* _Required task_:
Find the string "color" in the entries and copy each line that has it.

[Start]

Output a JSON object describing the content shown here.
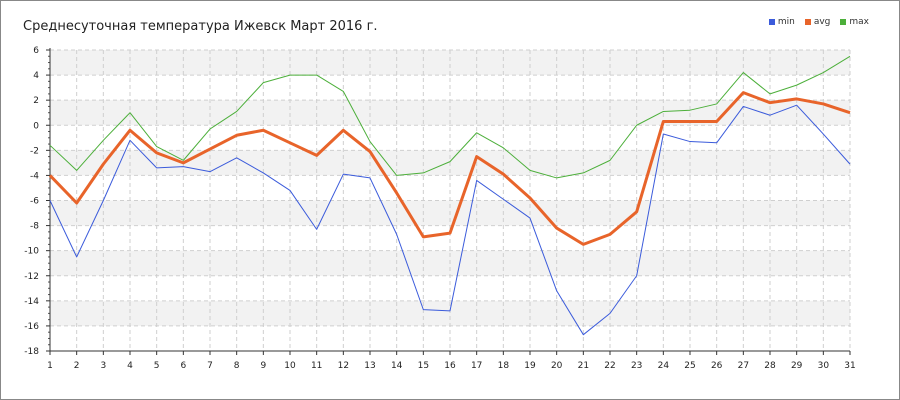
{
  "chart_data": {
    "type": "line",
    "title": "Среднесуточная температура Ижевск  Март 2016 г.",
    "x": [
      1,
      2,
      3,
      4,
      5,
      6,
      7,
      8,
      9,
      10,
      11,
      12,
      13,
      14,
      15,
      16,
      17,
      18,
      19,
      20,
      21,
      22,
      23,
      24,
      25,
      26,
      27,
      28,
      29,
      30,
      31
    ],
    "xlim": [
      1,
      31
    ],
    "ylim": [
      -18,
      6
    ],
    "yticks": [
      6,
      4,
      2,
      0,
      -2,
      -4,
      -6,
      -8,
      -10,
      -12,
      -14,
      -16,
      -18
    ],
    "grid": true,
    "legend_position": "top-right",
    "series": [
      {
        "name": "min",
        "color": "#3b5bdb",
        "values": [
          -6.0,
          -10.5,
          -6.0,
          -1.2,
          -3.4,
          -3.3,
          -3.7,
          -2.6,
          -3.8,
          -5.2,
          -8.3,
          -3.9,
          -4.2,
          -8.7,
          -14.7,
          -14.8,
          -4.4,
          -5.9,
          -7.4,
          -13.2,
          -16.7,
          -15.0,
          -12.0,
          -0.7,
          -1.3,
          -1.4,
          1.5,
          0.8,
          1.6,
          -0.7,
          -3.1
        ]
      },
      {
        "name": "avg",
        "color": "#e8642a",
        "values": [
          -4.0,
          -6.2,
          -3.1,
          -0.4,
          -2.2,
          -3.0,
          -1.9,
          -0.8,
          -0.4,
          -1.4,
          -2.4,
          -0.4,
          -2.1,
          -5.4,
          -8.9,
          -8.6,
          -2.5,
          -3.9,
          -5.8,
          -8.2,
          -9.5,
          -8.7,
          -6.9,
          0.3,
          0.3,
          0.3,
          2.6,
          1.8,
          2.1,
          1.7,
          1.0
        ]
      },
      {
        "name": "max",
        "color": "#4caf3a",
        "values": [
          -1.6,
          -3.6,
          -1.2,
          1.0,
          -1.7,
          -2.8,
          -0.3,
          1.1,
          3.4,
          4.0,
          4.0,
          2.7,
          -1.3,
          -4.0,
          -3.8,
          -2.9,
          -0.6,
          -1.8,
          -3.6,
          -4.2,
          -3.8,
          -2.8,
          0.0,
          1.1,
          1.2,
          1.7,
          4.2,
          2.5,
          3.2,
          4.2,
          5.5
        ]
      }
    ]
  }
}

[End]

* _Exercise result_:
        "color": "#3b5bdb",
        "color": "#e8642a",
        "color": "#4caf3a",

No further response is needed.